**Task goal:**
Reproduce all entries verbatim, with nothing added or dropped.

**Data provided:**

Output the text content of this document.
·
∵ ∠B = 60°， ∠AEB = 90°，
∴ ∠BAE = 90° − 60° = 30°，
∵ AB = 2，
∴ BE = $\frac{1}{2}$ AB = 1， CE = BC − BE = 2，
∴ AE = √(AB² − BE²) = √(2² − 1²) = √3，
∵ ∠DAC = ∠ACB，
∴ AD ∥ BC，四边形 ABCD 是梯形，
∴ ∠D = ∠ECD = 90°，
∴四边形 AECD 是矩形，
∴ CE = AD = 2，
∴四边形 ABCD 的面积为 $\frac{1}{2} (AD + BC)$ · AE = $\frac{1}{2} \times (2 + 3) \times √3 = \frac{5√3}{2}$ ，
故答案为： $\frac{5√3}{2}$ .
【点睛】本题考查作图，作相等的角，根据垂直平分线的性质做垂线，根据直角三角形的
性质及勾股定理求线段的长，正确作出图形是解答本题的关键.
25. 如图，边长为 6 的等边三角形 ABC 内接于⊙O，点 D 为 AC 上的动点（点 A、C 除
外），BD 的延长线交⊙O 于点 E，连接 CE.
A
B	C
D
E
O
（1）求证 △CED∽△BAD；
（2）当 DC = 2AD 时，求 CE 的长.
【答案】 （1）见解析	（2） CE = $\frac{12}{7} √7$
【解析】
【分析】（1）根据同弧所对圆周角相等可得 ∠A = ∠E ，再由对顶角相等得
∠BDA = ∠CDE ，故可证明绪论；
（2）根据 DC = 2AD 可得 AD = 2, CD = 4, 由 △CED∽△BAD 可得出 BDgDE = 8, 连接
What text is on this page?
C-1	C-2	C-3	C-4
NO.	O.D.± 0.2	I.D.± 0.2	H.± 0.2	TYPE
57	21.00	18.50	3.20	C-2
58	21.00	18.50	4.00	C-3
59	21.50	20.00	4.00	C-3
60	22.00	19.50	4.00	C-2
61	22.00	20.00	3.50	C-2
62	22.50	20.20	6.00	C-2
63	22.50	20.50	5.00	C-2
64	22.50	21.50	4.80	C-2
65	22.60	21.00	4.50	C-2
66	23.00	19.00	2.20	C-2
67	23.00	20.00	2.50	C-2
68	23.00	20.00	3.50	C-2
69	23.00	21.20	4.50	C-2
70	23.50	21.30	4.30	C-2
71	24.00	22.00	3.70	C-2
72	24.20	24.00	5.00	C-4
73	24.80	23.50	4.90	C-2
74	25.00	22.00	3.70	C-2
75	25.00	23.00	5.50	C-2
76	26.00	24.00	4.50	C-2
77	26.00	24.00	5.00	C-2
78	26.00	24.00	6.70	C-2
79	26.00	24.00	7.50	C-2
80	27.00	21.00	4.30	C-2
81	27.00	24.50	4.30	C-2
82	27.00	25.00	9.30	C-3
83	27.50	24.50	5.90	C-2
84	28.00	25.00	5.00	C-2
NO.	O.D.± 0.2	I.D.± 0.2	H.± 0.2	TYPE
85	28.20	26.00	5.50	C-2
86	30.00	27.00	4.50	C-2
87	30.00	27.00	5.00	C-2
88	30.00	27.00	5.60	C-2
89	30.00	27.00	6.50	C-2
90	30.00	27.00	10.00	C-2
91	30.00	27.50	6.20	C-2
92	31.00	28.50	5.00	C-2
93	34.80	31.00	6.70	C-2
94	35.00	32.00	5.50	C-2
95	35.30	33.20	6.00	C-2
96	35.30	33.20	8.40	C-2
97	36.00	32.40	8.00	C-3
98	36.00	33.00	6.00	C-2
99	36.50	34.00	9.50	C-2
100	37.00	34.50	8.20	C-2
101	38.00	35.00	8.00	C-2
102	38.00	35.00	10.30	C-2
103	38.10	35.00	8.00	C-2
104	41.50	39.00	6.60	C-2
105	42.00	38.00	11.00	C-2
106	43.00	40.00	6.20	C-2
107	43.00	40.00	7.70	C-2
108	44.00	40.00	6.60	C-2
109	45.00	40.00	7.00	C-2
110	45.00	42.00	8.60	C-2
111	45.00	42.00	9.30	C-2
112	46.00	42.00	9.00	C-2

**The answer:**
Output the text content of this document.
·
∵ ∠B = 60°， ∠AEB = 90°，
∴ ∠BAE = 90° − 60° = 30°，
∵ AB = 2，
∴ BE = $\frac{1}{2}$ AB = 1， CE = BC − BE = 2，
∴ AE = √(AB² − BE²) = √(2² − 1²) = √3，
∵ ∠DAC = ∠ACB，
∴ AD ∥ BC，四边形 ABCD 是梯形，
∴ ∠D = ∠ECD = 90°，
∴四边形 AECD 是矩形，
∴ CE = AD = 2，
∴四边形 ABCD 的面积为 $\frac{1}{2} (AD + BC)$ · AE = $\frac{1}{2} \times (2 + 3) \times √3 = \frac{5√3}{2}$ ，
故答案为： $\frac{5√3}{2}$ .
【点睛】本题考查作图，作相等的角，根据垂直平分线的性质做垂线，根据直角三角形的
性质及勾股定理求线段的长，正确作出图形是解答本题的关键.
25. 如图，边长为 6 的等边三角形 ABC 内接于⊙O，点 D 为 AC 上的动点（点 A、C 除
外），BD 的延长线交⊙O 于点 E，连接 CE.
A
B	C
D
E
O
（1）求证 △CED∽△BAD；
（2）当 DC = 2AD 时，求 CE 的长.
【答案】 （1）见解析	（2） CE = $\frac{12}{7} √7$
【解析】
【分析】（1）根据同弧所对圆周角相等可得 ∠A = ∠E ，再由对顶角相等得
∠BDA = ∠CDE ，故可证明绪论；
（2）根据 DC = 2AD 可得 AD = 2, CD = 4, 由 △CED∽△BAD 可得出 BDgDE = 8, 连接
What text is on this page?
C-1	C-2	C-3	C-4
NO.	O.D.± 0.2	I.D.± 0.2	H.± 0.2	TYPE
57	21.00	18.50	3.20	C-2
58	21.00	18.50	4.00	C-3
59	21.50	20.00	4.00	C-3
60	22.00	19.50	4.00	C-2
61	22.00	20.00	3.50	C-2
62	22.50	20.20	6.00	C-2
63	22.50	20.50	5.00	C-2
64	22.50	21.50	4.80	C-2
65	22.60	21.00	4.50	C-2
66	23.00	19.00	2.20	C-2
67	23.00	20.00	2.50	C-2
68	23.00	20.00	3.50	C-2
69	23.00	21.20	4.50	C-2
70	23.50	21.30	4.30	C-2
71	24.00	22.00	3.70	C-2
72	24.20	24.00	5.00	C-4
73	24.80	23.50	4.90	C-2
74	25.00	22.00	3.70	C-2
75	25.00	23.00	5.50	C-2
76	26.00	24.00	4.50	C-2
77	26.00	24.00	5.00	C-2
78	26.00	24.00	6.70	C-2
79	26.00	24.00	7.50	C-2
80	27.00	21.00	4.30	C-2
81	27.00	24.50	4.30	C-2
82	27.00	25.00	9.30	C-3
83	27.50	24.50	5.90	C-2
84	28.00	25.00	5.00	C-2
NO.	O.D.± 0.2	I.D.± 0.2	H.± 0.2	TYPE
85	28.20	26.00	5.50	C-2
86	30.00	27.00	4.50	C-2
87	30.00	27.00	5.00	C-2
88	30.00	27.00	5.60	C-2
89	30.00	27.00	6.50	C-2
90	30.00	27.00	10.00	C-2
91	30.00	27.50	6.20	C-2
92	31.00	28.50	5.00	C-2
93	34.80	31.00	6.70	C-2
94	35.00	32.00	5.50	C-2
95	35.30	33.20	6.00	C-2
96	35.30	33.20	8.40	C-2
97	36.00	32.40	8.00	C-3
98	36.00	33.00	6.00	C-2
99	36.50	34.00	9.50	C-2
100	37.00	34.50	8.20	C-2
101	38.00	35.00	8.00	C-2
102	38.00	35.00	10.30	C-2
103	38.10	35.00	8.00	C-2
104	41.50	39.00	6.60	C-2
105	42.00	38.00	11.00	C-2
106	43.00	40.00	6.20	C-2
107	43.00	40.00	7.70	C-2
108	44.00	40.00	6.60	C-2
109	45.00	40.00	7.00	C-2
110	45.00	42.00	8.60	C-2
111	45.00	42.00	9.30	C-2
112	46.00	42.00	9.00	C-2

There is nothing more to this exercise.